Written task a: Copy the records word for word, beginning with the line that contains "161, 209, 172]" and continuing through the line that contains "273, 973, 335]".

Excerpt provided:
* Begin *
# annealing questions



## SE18 (Feb 21, 2008)

I enjoy working with metals, but have sadly neglected the annealing process. I solder brass and copper and am doing rivets for the harder metals. I'm not a pro or anything like that. Anyway, some questions:

1. Does annealing work for all metals incl steel and alum?

2. For a large sheet, I assume a large propane torch best; what color should the metal be and for how many seconds?


3. Would there ever be a need to re-anneal a piece of work and does this degrade the metal (repeated annealings)


4. Is there a way to reharden metals after annealing. For instance, I used a prize lineman's pliers to hold hot pieces of metal, not realizing I may have annealed the pliers.


Thanks!


----------



## hudrail (Mar 16, 2008)

Hi
Steel you can bend hot or cold . If the bend cracks when you do it then heat it too cherry red or you should be able to buy usabend steel for strip sections !
Copper you heat to dull red , quench in water , then bend and if it starts to resist the bending then heat up again . To harden tap with a hammer or time and use will harden it .

Brass needs to be a certain grade for bending but can be heated a certain amount to soften , use soap see Aluminium!
Aluminium is a difficult beast so beware . Rub soap on the area and heat up till the soap goes brown and let cool then bend . Do not over bend and repeat the anealing if you feel increased resistance during bending .If you over heat the aluminium it melts into a blob so go steady

So you see you buy metals for a specific job as there numerous different grades made all to suit different applications . If you just pick up unknown grades try them but dont be dissapointed if they dont do the required job
Brent


----------



## Les (Feb 11, 2008)

Posted By SE18 on 03/02/2009 8:34 AM
I enjoy working with metals, but have sadly neglected the annealing process. I solder brass and copper and am doing rivets for the harder metals. I'm not a pro or anything like that. Anyway, some questions:

1. Does annealing work for all metals incl steel and alum?

2. For a large sheet, I assume a large propane torch best; what color should the metal be and for how many seconds?


3. Would there ever be a need to re-anneal a piece of work and does this degrade the metal (repeated annealings)


4. Is there a way to reharden metals after annealing. For instance, I used a prize lineman's pliers to hold hot pieces of metal, not realizing I may have annealed the pliers.


Thanks! 









I'll give this my best shot:

1) Annealing, technically will work for all common metals. I know nothing of the exotics. Annealing aluminum is a whole different proposition from steel (ferrous metals) and copper/brass (copper-based metals, both of which are opposite the other.)

2)for steel: heat to dull red--depending upon type of steel, not all steels have the same metallurgy, just like pies don't all have the same ingredients. For commonplace steel, as before, then either bury it in sand (that has also been heated) and let the whole works cool out for a day. Most of the time, with _most_ of the steel we have to hand, you can heat it dull red hot and just set it aside and let it air cool. I posted on telling the various steels a couple of days ago, you need to search it out.

Also note, you'll find as many different opinions as people, you'll have to sort through and find out which know what they're talking about by having done it, and which are passing along hearsay. I fall into the former category.
* End *
Data rows:
* Begin *
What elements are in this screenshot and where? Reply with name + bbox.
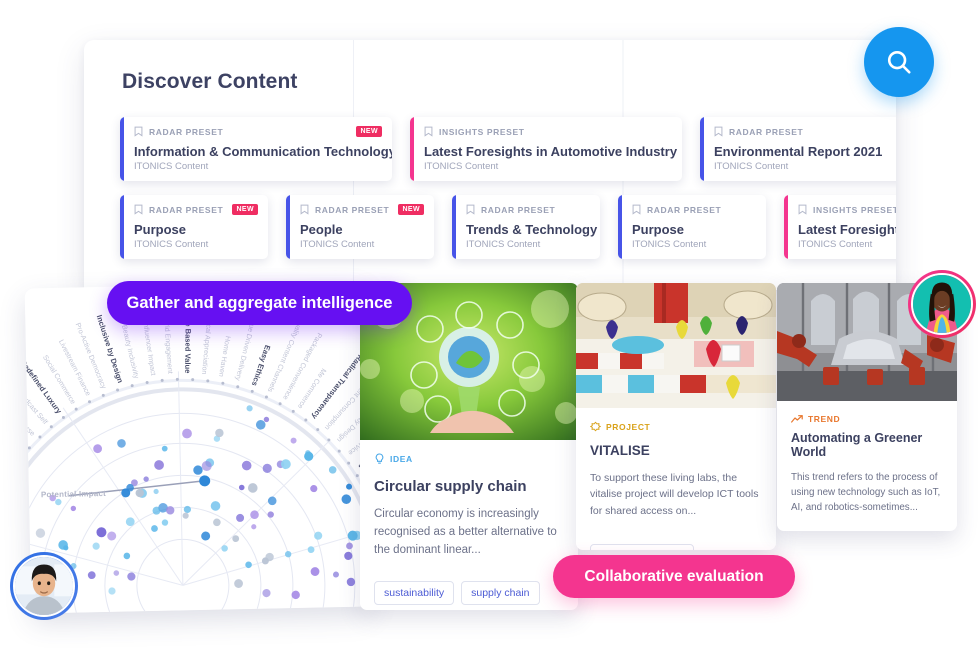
preset-card-subtitle: ITONICS Content	[134, 161, 209, 172]
preset-card-subtitle: ITONICS Content	[798, 239, 873, 250]
bookmark-icon	[424, 126, 433, 137]
content-card-project[interactable]: PROJECT VITALISE To support these living…	[576, 283, 776, 550]
pill-gather-label: Gather and aggregate intelligence	[126, 293, 393, 312]
gear-flower-icon	[590, 421, 601, 432]
card-tag[interactable]: supply chain	[461, 581, 540, 606]
preset-card-kicker-label: RADAR PRESET	[149, 126, 224, 137]
avatar-user-1-image	[911, 273, 973, 335]
preset-card[interactable]: RADAR PRESET NEW Information & Communicati…	[120, 117, 392, 181]
preset-card-subtitle: ITONICS Content	[424, 161, 499, 172]
avatar-user-2-image	[13, 555, 75, 617]
bookmark-icon	[300, 204, 309, 215]
radar-axis-label: Potential Impact	[40, 488, 107, 500]
preset-card-subtitle: ITONICS Content	[714, 161, 789, 172]
trend-card-title: Automating a Greener World	[791, 431, 923, 459]
idea-card-body: IDEA Circular supply chain Circular econ…	[360, 440, 578, 559]
bookmark-icon	[466, 204, 475, 215]
discover-content-panel: Discover Content RADAR PRESET NEW Informat…	[84, 40, 896, 290]
card-tag[interactable]: sustainability	[374, 581, 455, 606]
preset-card-kicker: INSIGHTS PRESET	[424, 126, 670, 137]
project-card-kicker-label: PROJECT	[606, 421, 651, 432]
preset-card-kicker-label: RADAR PRESET	[647, 204, 722, 215]
project-card-image	[576, 283, 776, 408]
preset-card-title: People	[300, 222, 343, 237]
preset-card[interactable]: RADAR PRESET NEW People ITONICS Content	[286, 195, 434, 259]
preset-card-kicker: INSIGHTS PRESET	[798, 204, 896, 215]
bookmark-icon	[714, 126, 723, 137]
trend-card-kicker: TREND	[791, 414, 943, 424]
preset-card[interactable]: INSIGHTS PRESET Latest Foresights in Auto…	[410, 117, 682, 181]
avatar-user-2[interactable]	[10, 552, 78, 620]
content-card-idea[interactable]: IDEA Circular supply chain Circular econ…	[360, 283, 578, 610]
trend-card-kicker-label: TREND	[808, 414, 841, 424]
preset-card-title: Environmental Report 2021	[714, 144, 883, 159]
project-card-description: To support these living labs, the vitali…	[590, 472, 759, 517]
preset-card-kicker-label: RADAR PRESET	[481, 204, 556, 215]
preset-card-kicker-label: RADAR PRESET	[315, 204, 390, 215]
bookmark-icon	[134, 126, 143, 137]
project-card-tags: strategic partnership	[576, 543, 776, 550]
preset-card[interactable]: RADAR PRESET Trends & Technology ITONICS C…	[452, 195, 600, 259]
search-icon	[887, 50, 911, 74]
idea-card-tags: sustainability supply chain	[360, 581, 578, 606]
preset-card-kicker: RADAR PRESET	[632, 204, 754, 215]
preset-card-title: Latest Foresights in Automotive Industry	[424, 144, 678, 159]
lightbulb-icon	[375, 453, 384, 464]
project-card-body: PROJECT VITALISE To support these living…	[576, 408, 776, 519]
idea-card-title: Circular supply chain	[374, 478, 527, 495]
bookmark-icon	[632, 204, 641, 215]
screenshot-stage: Discover Content RADAR PRESET NEW Informat…	[0, 0, 980, 650]
bookmark-icon	[134, 204, 143, 215]
new-badge: NEW	[356, 126, 382, 137]
preset-card-kicker-label: INSIGHTS PRESET	[439, 126, 525, 137]
pill-collaborative-evaluation[interactable]: Collaborative evaluation	[553, 555, 795, 598]
idea-card-kicker: IDEA	[374, 453, 564, 465]
preset-card-kicker-label: INSIGHTS PRESET	[813, 204, 896, 215]
project-card-kicker: PROJECT	[590, 421, 762, 432]
preset-card-title: Purpose	[134, 222, 187, 237]
preset-card[interactable]: RADAR PRESET NEW Purpose ITONICS Content	[120, 195, 268, 259]
preset-card[interactable]: RADAR PRESET Purpose ITONICS Content	[618, 195, 766, 259]
page-title: Discover Content	[122, 70, 298, 93]
preset-card-kicker-label: RADAR PRESET	[149, 204, 224, 215]
preset-card-kicker: RADAR PRESET	[714, 126, 896, 137]
search-button[interactable]	[864, 27, 934, 97]
preset-card-title: Trends & Technology	[466, 222, 598, 237]
idea-card-kicker-label: IDEA	[390, 454, 413, 464]
preset-card-subtitle: ITONICS Content	[466, 239, 541, 250]
preset-card-kicker-label: RADAR PRESET	[729, 126, 804, 137]
new-badge: NEW	[232, 204, 258, 215]
card-tag[interactable]: strategic partnership	[590, 543, 695, 550]
radar-chart-panel[interactable]: Economy & BusinessDigital CampfiresBehav…	[24, 281, 372, 614]
preset-card-subtitle: ITONICS Content	[300, 239, 375, 250]
trending-up-icon	[791, 415, 803, 423]
project-card-title: VITALISE	[590, 443, 650, 458]
new-badge: NEW	[398, 204, 424, 215]
trend-card-description: This trend refers to the process of usin…	[791, 472, 941, 514]
preset-card-title: Latest Foresights	[798, 222, 896, 237]
preset-card-kicker: RADAR PRESET	[134, 126, 380, 137]
bookmark-icon	[798, 204, 807, 215]
preset-card-kicker: RADAR PRESET	[466, 204, 588, 215]
preset-card-title: Purpose	[632, 222, 685, 237]
radar-chart: Economy & BusinessDigital CampfiresBehav…	[24, 281, 372, 614]
pill-gather-and-aggregate[interactable]: Gather and aggregate intelligence	[107, 281, 412, 325]
pill-collab-label: Collaborative evaluation	[584, 567, 764, 585]
preset-card[interactable]: INSIGHTS PRESET Latest Foresights ITONICS …	[784, 195, 896, 259]
preset-card-subtitle: ITONICS Content	[632, 239, 707, 250]
trend-card-body: TREND Automating a Greener World This tr…	[777, 401, 957, 516]
preset-card[interactable]: RADAR PRESET Environmental Report 2021 ITO…	[700, 117, 896, 181]
avatar-user-1[interactable]	[908, 270, 976, 338]
preset-card-title: Information & Communication Technology	[134, 144, 392, 159]
idea-card-description: Circular economy is increasingly recogni…	[374, 508, 557, 556]
preset-card-subtitle: ITONICS Content	[134, 239, 209, 250]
* End *
Written task b: Summarize the annealing thread in three sentences.

Exercise output a:
preset-card-subtitle: ITONICS Content	[134, 161, 209, 172]
preset-card-subtitle: ITONICS Content	[798, 239, 873, 250]
bookmark-icon	[424, 126, 433, 137]
content-card-project[interactable]: PROJECT VITALISE To support these living…	[576, 283, 776, 550]
pill-gather-label: Gather and aggregate intelligence	[126, 293, 393, 312]
gear-flower-icon	[590, 421, 601, 432]
card-tag[interactable]: supply chain	[461, 581, 540, 606]
preset-card-kicker-label: RADAR PRESET	[149, 126, 224, 137]
avatar-user-1-image	[911, 273, 973, 335]

Exercise output b: SE18 asks whether annealing works for all metals including steel and aluminum, what color and how long to heat a large sheet, whether repeated annealing degrades metal, and whether annealed metal such as a pair of lineman's pliers can be rehardened. hudrail replies that copper is heated to dull red and quenched in water and can be hardened by hammering or use, while aluminum should be rubbed with soap and heated until the soap goes brown, taking care not to melt it. Les answers that annealing technically works for all common metals and that most steel can be heated to dull red and left to air cool, but notes that opinions vary and some of them are hearsay.